## [Records for the task]
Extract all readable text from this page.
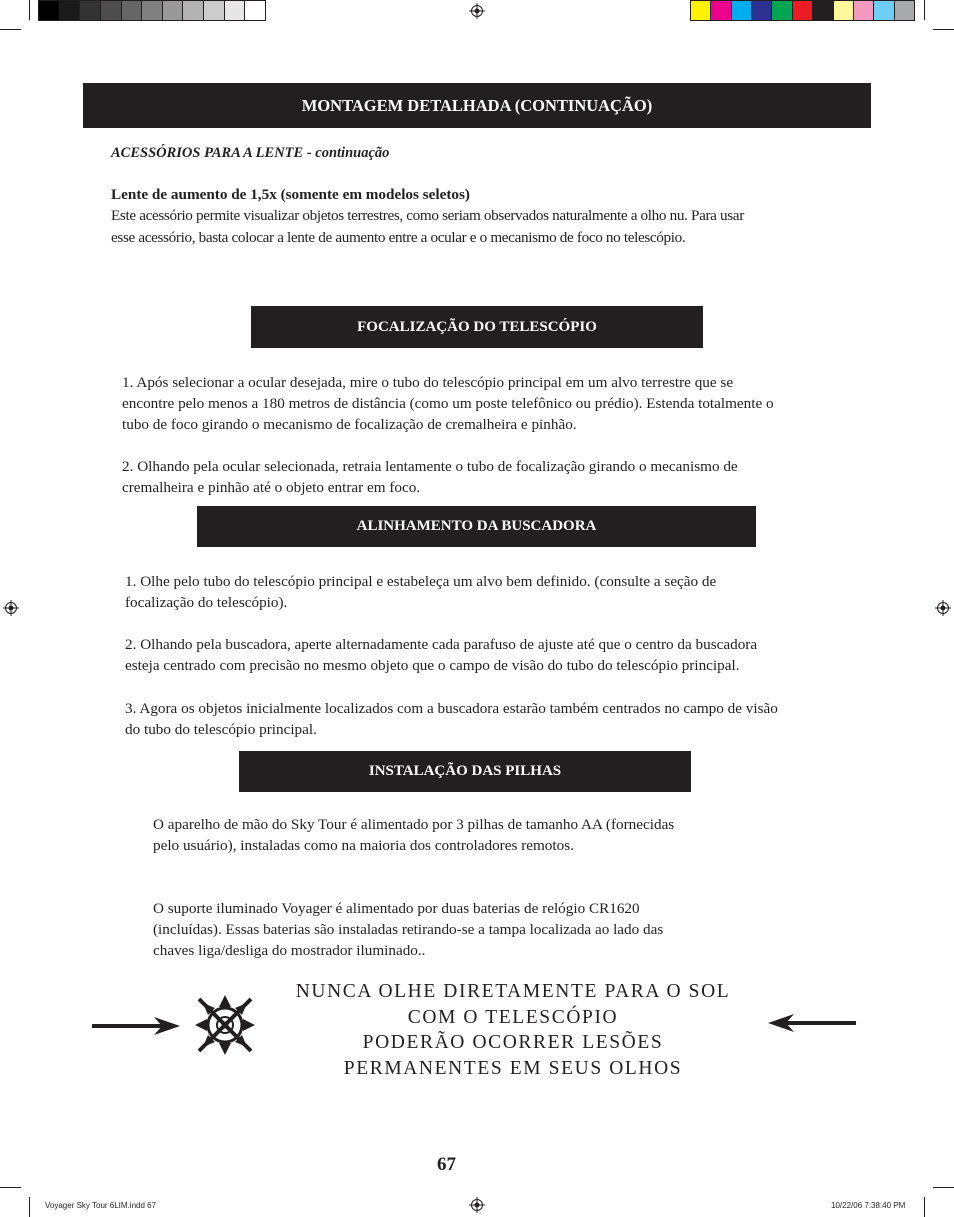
MONTAGEM DETALHADA (CONTINUAÇÃO)
ACESSÓRIOS PARA A LENTE - continuação
Lente de aumento de 1,5x (somente em modelos seletos)
Este acessório permite visualizar objetos terrestres, como seriam observados naturalmente a olho nu. Para usar
esse acessório, basta colocar a lente de aumento entre a ocular e o mecanismo de foco no telescópio.
FOCALIZAÇÃO DO TELESCÓPIO
1. Após selecionar a ocular desejada, mire o tubo do telescópio principal em um alvo terrestre que se
encontre pelo menos a 180 metros de distância (como um poste telefônico ou prédio). Estenda totalmente o
tubo de foco girando o mecanismo de focalização de cremalheira e pinhão.
2. Olhando pela ocular selecionada, retraia lentamente o tubo de focalização girando o mecanismo de
cremalheira e pinhão até o objeto entrar em foco.
ALINHAMENTO DA BUSCADORA
1. Olhe pelo tubo do telescópio principal e estabeleça um alvo bem definido. (consulte a seção de
focalização do telescópio).
2. Olhando pela buscadora, aperte alternadamente cada parafuso de ajuste até que o centro da buscadora
esteja centrado com precisão no mesmo objeto que o campo de visão do tubo do telescópio principal.
3. Agora os objetos inicialmente localizados com a buscadora estarão também centrados no campo de visão
do tubo do telescópio principal.
INSTALAÇÃO DAS PILHAS
O aparelho de mão do Sky Tour é alimentado por 3 pilhas de tamanho AA (fornecidas
pelo usuário), instaladas como na maioria dos controladores remotos.
O suporte iluminado Voyager é alimentado por duas baterias de relógio CR1620
(incluídas). Essas baterias são instaladas retirando-se a tampa localizada ao lado das
chaves liga/desliga do mostrador iluminado..
NUNCA OLHE DIRETAMENTE PARA O SOL
COM O TELESCÓPIO
PODERÃO OCORRER LESÕES
PERMANENTES EM SEUS OLHOS
67
Voyager Sky Tour 6LIM.indd 67	10/22/06 7:38:40 PM
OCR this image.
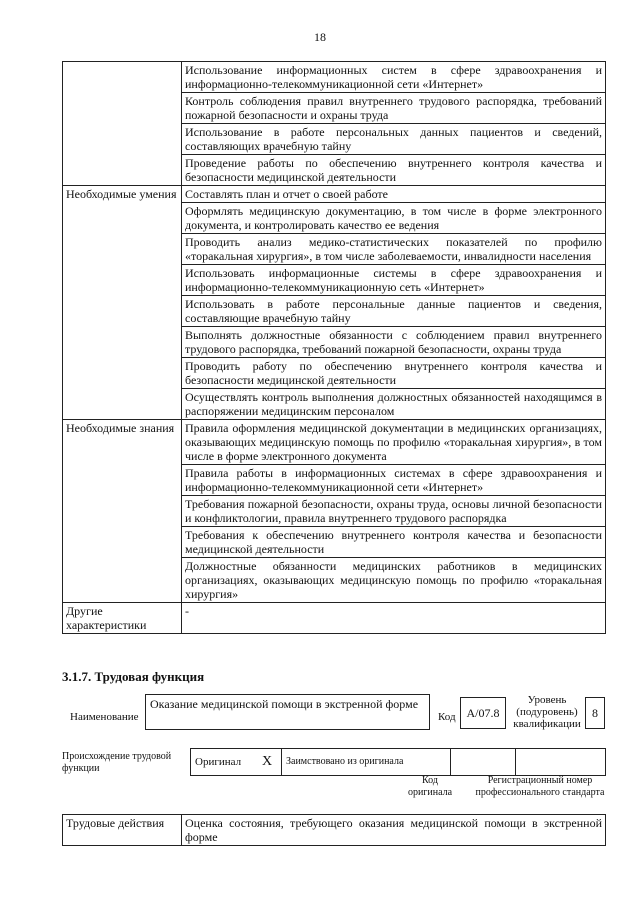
18
	Использование информационных систем в сфере здравоохранения и информационно-телекоммуникационной сети «Интернет»
	Контроль соблюдения правил внутреннего трудового распорядка, требований пожарной безопасности и охраны труда
	Использование в работе персональных данных пациентов и сведений, составляющих врачебную тайну
	Проведение работы по обеспечению внутреннего контроля качества и безопасности медицинской деятельности
Необходимые умения	Составлять план и отчет о своей работе
	Оформлять медицинскую документацию, в том числе в форме электронного документа, и контролировать качество ее ведения
	Проводить анализ медико-статистических показателей по профилю «торакальная хирургия», в том числе заболеваемости, инвалидности населения
	Использовать информационные системы в сфере здравоохранения и информационно-телекоммуникационную сеть «Интернет»
	Использовать в работе персональные данные пациентов и сведения, составляющие врачебную тайну
	Выполнять должностные обязанности с соблюдением правил внутреннего трудового распорядка, требований пожарной безопасности, охраны труда
	Проводить работу по обеспечению внутреннего контроля качества и безопасности медицинской деятельности
	Осуществлять контроль выполнения должностных обязанностей находящимся в распоряжении медицинским персоналом
Необходимые знания	Правила оформления медицинской документации в медицинских организациях, оказывающих медицинскую помощь по профилю «торакальная хирургия», в том числе в форме электронного документа
	Правила работы в информационных системах в сфере здравоохранения и информационно-телекоммуникационной сети «Интернет»
	Требования пожарной безопасности, охраны труда, основы личной безопасности и конфликтологии, правила внутреннего трудового распорядка
	Требования к обеспечению внутреннего контроля качества и безопасности медицинской деятельности
	Должностные обязанности медицинских работников в медицинских организациях, оказывающих медицинскую помощь по профилю «торакальная хирургия»
Другие характеристики	-
3.1.7. Трудовая функция
Наименование
Оказание медицинской помощи в экстренной форме
Код А/07.8
Уровень (подуровень) квалификации
8
Происхождение трудовой функции
Оригинал	Х	Заимствовано из оригинала		
Код оригинала
Регистрационный номер профессионального стандарта
Трудовые действия	Оценка состояния, требующего оказания медицинской помощи в экстренной форме
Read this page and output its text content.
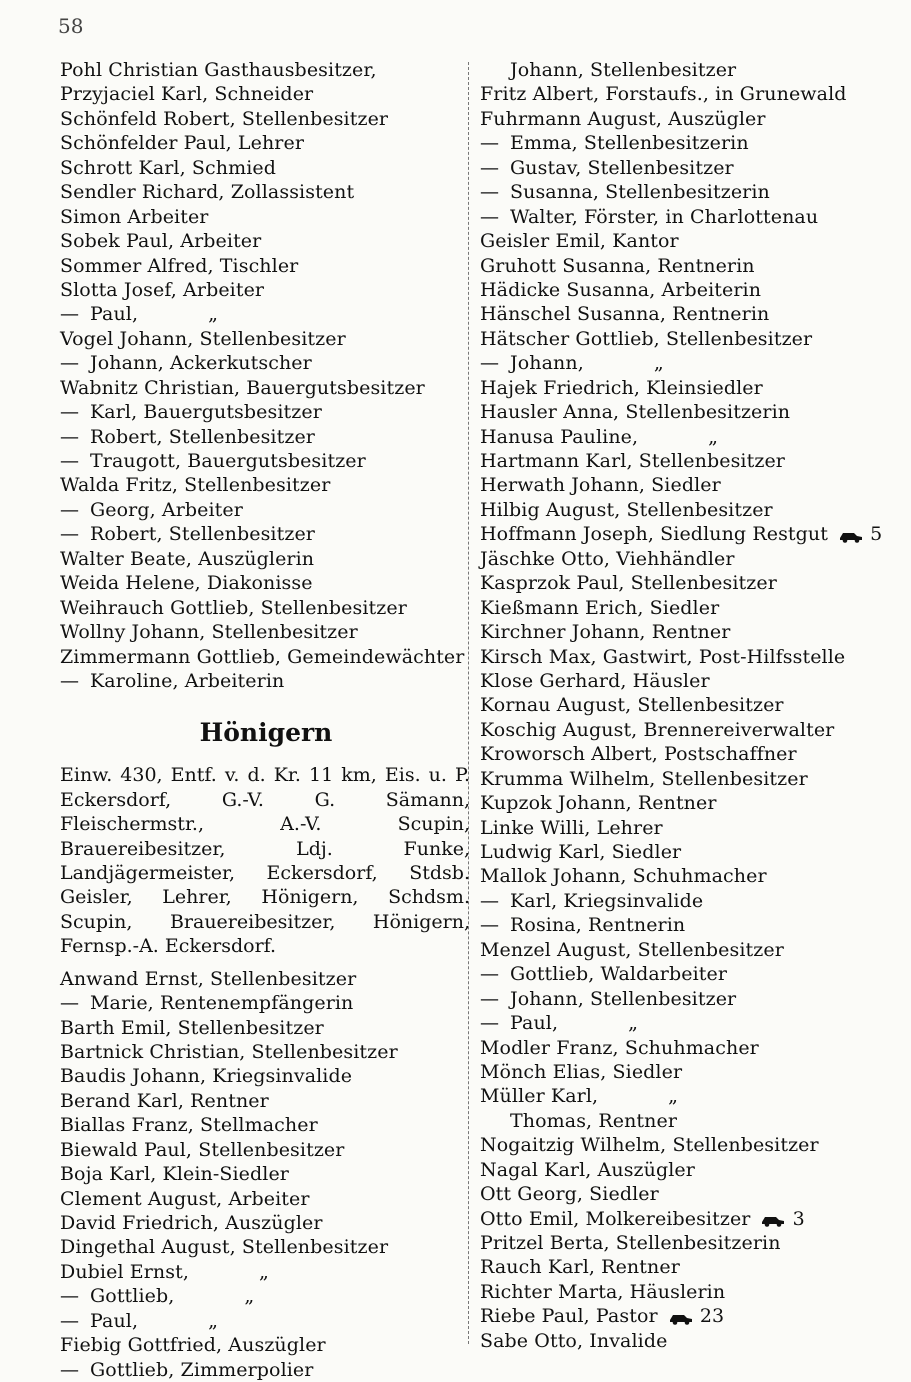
58
Pohl Christian Gasthausbesitzer,
Przyjaciel Karl, Schneider
Schönfeld Robert, Stellenbesitzer
Schönfelder Paul, Lehrer
Schrott Karl, Schmied
Sendler Richard, Zollassistent
Simon Arbeiter
Sobek Paul, Arbeiter
Sommer Alfred, Tischler
Slotta Josef, Arbeiter
— Paul,	„
Vogel Johann, Stellenbesitzer
— Johann, Ackerkutscher
Wabnitz Christian, Bauergutsbesitzer
— Karl, Bauergutsbesitzer
— Robert, Stellenbesitzer
— Traugott, Bauergutsbesitzer
Walda Fritz, Stellenbesitzer
— Georg, Arbeiter
— Robert, Stellenbesitzer
Walter Beate, Auszüglerin
Weida Helene, Diakonisse
Weihrauch Gottlieb, Stellenbesitzer
Wollny Johann, Stellenbesitzer
Zimmermann Gottlieb, Gemeindewächter
— Karoline, Arbeiterin
Hönigern
Einw. 430, Entf. v. d. Kr. 11 km, Eis. u. P. Eckersdorf, G.-V. G. Sämann, Fleischermstr., A.-V. Scupin, Brauereibesitzer, Ldj. Funke, Landjägermeister, Eckersdorf, Stdsb. Geisler, Lehrer, Hönigern, Schdsm. Scupin, Brauereibesitzer, Hönigern, Fernsp.-A. Eckersdorf.
Anwand Ernst, Stellenbesitzer
— Marie, Rentenempfängerin
Barth Emil, Stellenbesitzer
Bartnick Christian, Stellenbesitzer
Baudis Johann, Kriegsinvalide
Berand Karl, Rentner
Biallas Franz, Stellmacher
Biewald Paul, Stellenbesitzer
Boja Karl, Klein-Siedler
Clement August, Arbeiter
David Friedrich, Auszügler
Dingethal August, Stellenbesitzer
Dubiel Ernst,	„
— Gottlieb,	„
— Paul,	„
Fiebig Gottfried, Auszügler
— Gottlieb, Zimmerpolier
Johann, Stellenbesitzer
Fritz Albert, Forstaufs., in Grunewald
Fuhrmann August, Auszügler
— Emma, Stellenbesitzerin
— Gustav, Stellenbesitzer
— Susanna, Stellenbesitzerin
— Walter, Förster, in Charlottenau
Geisler Emil, Kantor
Gruhott Susanna, Rentnerin
Hädicke Susanna, Arbeiterin
Hänschel Susanna, Rentnerin
Hätscher Gottlieb, Stellenbesitzer
— Johann,	„
Hajek Friedrich, Kleinsiedler
Hausler Anna, Stellenbesitzerin
Hanusa Pauline,	„
Hartmann Karl, Stellenbesitzer
Herwath Johann, Siedler
Hilbig August, Stellenbesitzer
Hoffmann Joseph, Siedlung Restgut 5
Jäschke Otto, Viehhändler
Kasprzok Paul, Stellenbesitzer
Kießmann Erich, Siedler
Kirchner Johann, Rentner
Kirsch Max, Gastwirt, Post-Hilfsstelle
Klose Gerhard, Häusler
Kornau August, Stellenbesitzer
Koschig August, Brennereiverwalter
Kroworsch Albert, Postschaffner
Krumma Wilhelm, Stellenbesitzer
Kupzok Johann, Rentner
Linke Willi, Lehrer
Ludwig Karl, Siedler
Mallok Johann, Schuhmacher
— Karl, Kriegsinvalide
— Rosina, Rentnerin
Menzel August, Stellenbesitzer
— Gottlieb, Waldarbeiter
— Johann, Stellenbesitzer
— Paul,	„
Modler Franz, Schuhmacher
Mönch Elias, Siedler
Müller Karl,	„
Thomas, Rentner
Nogaitzig Wilhelm, Stellenbesitzer
Nagal Karl, Auszügler
Ott Georg, Siedler
Otto Emil, Molkereibesitzer 3
Pritzel Berta, Stellenbesitzerin
Rauch Karl, Rentner
Richter Marta, Häuslerin
Riebe Paul, Pastor 23
Sabe Otto, Invalide
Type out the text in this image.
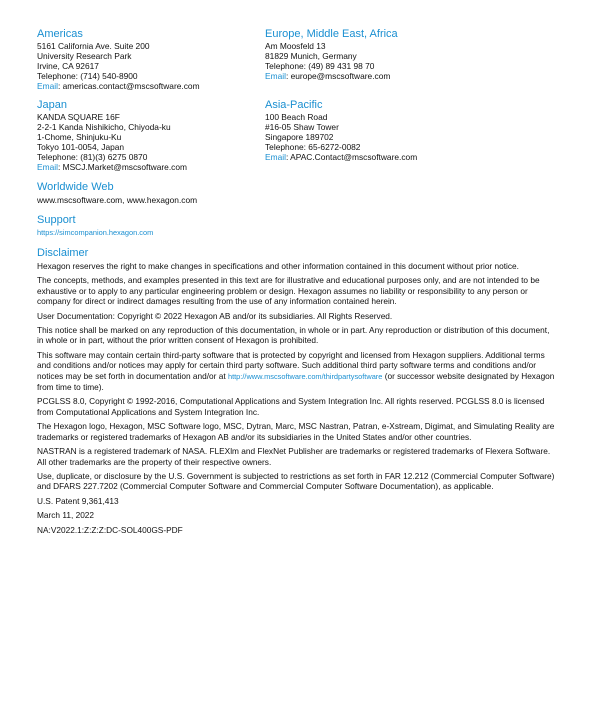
Americas
5161 California Ave. Suite 200
University Research Park
Irvine, CA 92617
Telephone: (714) 540-8900
Email: americas.contact@mscsoftware.com
Europe, Middle East, Africa
Am Moosfeld 13
81829 Munich, Germany
Telephone: (49) 89 431 98 70
Email: europe@mscsoftware.com
Japan
KANDA SQUARE 16F
2-2-1 Kanda Nishikicho, Chiyoda-ku
1-Chome, Shinjuku-Ku
Tokyo 101-0054, Japan
Telephone: (81)(3) 6275 0870
Email: MSCJ.Market@mscsoftware.com
Asia-Pacific
100 Beach Road
#16-05 Shaw Tower
Singapore 189702
Telephone: 65-6272-0082
Email: APAC.Contact@mscsoftware.com
Worldwide Web
www.mscsoftware.com, www.hexagon.com
Support
https://simcompanion.hexagon.com
Disclaimer

Hexagon reserves the right to make changes in specifications and other information contained in this document without prior notice.

The concepts, methods, and examples presented in this text are for illustrative and educational purposes only, and are not intended to be exhaustive or to apply to any particular engineering problem or design. Hexagon assumes no liability or responsibility to any person or company for direct or indirect damages resulting from the use of any information contained herein.

User Documentation: Copyright © 2022 Hexagon AB and/or its subsidiaries. All Rights Reserved.

This notice shall be marked on any reproduction of this documentation, in whole or in part. Any reproduction or distribution of this document, in whole or in part, without the prior written consent of Hexagon is prohibited.

This software may contain certain third-party software that is protected by copyright and licensed from Hexagon suppliers. Additional terms and conditions and/or notices may apply for certain third party software. Such additional third party software terms and conditions and/or notices may be set forth in documentation and/or at http://www.mscsoftware.com/thirdpartysoftware (or successor website designated by Hexagon from time to time).

PCGLSS 8.0, Copyright © 1992-2016, Computational Applications and System Integration Inc. All rights reserved. PCGLSS 8.0 is licensed from Computational Applications and System Integration Inc.

The Hexagon logo, Hexagon, MSC Software logo, MSC, Dytran, Marc, MSC Nastran, Patran, e-Xstream, Digimat, and Simulating Reality are trademarks or registered trademarks of Hexagon AB and/or its subsidiaries in the United States and/or other countries.

NASTRAN is a registered trademark of NASA. FLEXlm and FlexNet Publisher are trademarks or registered trademarks of Flexera Software. All other trademarks are the property of their respective owners.

Use, duplicate, or disclosure by the U.S. Government is subjected to restrictions as set forth in FAR 12.212 (Commercial Computer Software) and DFARS 227.7202 (Commercial Computer Software and Commercial Computer Software Documentation), as applicable.

U.S. Patent 9,361,413

March 11, 2022

NA:V2022.1:Z:Z:Z:DC-SOL400GS-PDF
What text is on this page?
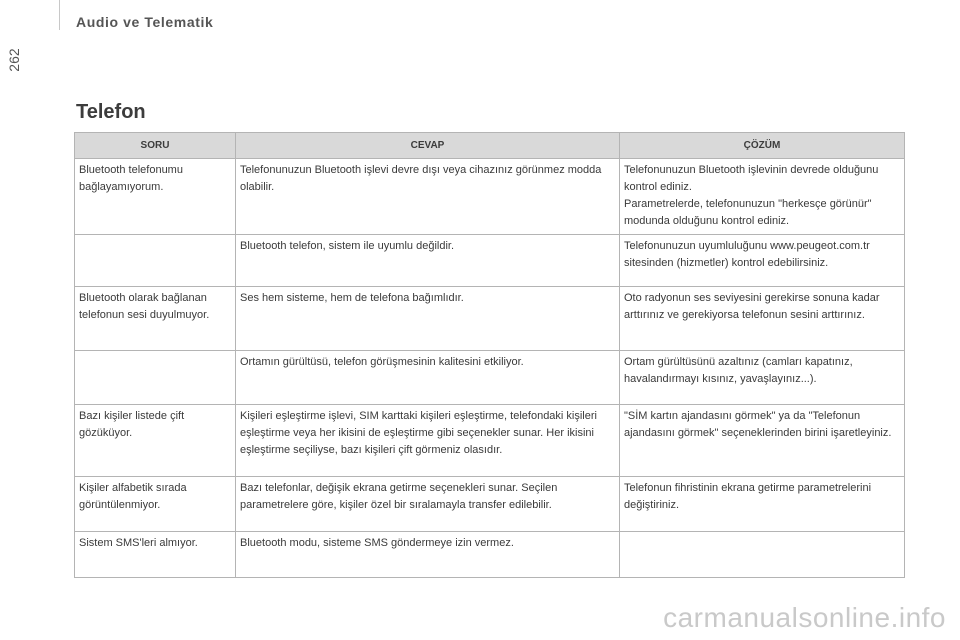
262
Audio ve Telematik
Telefon
SORU	CEVAP	ÇÖZÜM
Bluetooth telefonumu bağlayamıyorum.	Telefonunuzun Bluetooth işlevi devre dışı veya cihazınız görünmez modda olabilir.	Telefonunuzun Bluetooth işlevinin devrede olduğunu kontrol ediniz.
Parametrelerde, telefonunuzun "herkesçe görünür" modunda olduğunu kontrol ediniz.
	Bluetooth telefon, sistem ile uyumlu değildir.	Telefonunuzun uyumluluğunu www.peugeot.com.tr sitesinden (hizmetler) kontrol edebilirsiniz.
Bluetooth olarak bağlanan telefonun sesi duyulmuyor.	Ses hem sisteme, hem de telefona bağımlıdır.	Oto radyonun ses seviyesini gerekirse sonuna kadar arttırınız ve gerekiyorsa telefonun sesini arttırınız.
	Ortamın gürültüsü, telefon görüşmesinin kalitesini etkiliyor.	Ortam gürültüsünü azaltınız (camları kapatınız, havalandırmayı kısınız, yavaşlayınız...).
Bazı kişiler listede çift gözüküyor.	Kişileri eşleştirme işlevi, SIM karttaki kişileri eşleştirme, telefondaki kişileri eşleştirme veya her ikisini de eşleştirme gibi seçenekler sunar. Her ikisini eşleştirme seçiliyse, bazı kişileri çift görmeniz olasıdır.	"SİM kartın ajandasını görmek" ya da "Telefonun ajandasını görmek" seçeneklerinden birini işaretleyiniz.
Kişiler alfabetik sırada görüntülenmiyor.	Bazı telefonlar, değişik ekrana getirme seçenekleri sunar. Seçilen parametrelere göre, kişiler özel bir sıralamayla transfer edilebilir.	Telefonun fihristinin ekrana getirme parametrelerini değiştiriniz.
Sistem SMS'leri almıyor.	Bluetooth modu, sisteme SMS göndermeye izin vermez.	
carmanualsonline.info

## [Brief]
Your task is to pick out every line with the string "труда" and copy it.

## [Response]
	Контроль соблюдения правил внутреннего трудового распорядка, требований пожарной безопасности и охраны труда
	Выполнять должностные обязанности с соблюдением правил внутреннего трудового распорядка, требований пожарной безопасности, охраны труда
	Требования пожарной безопасности, охраны труда, основы личной безопасности и конфликтологии, правила внутреннего трудового распорядка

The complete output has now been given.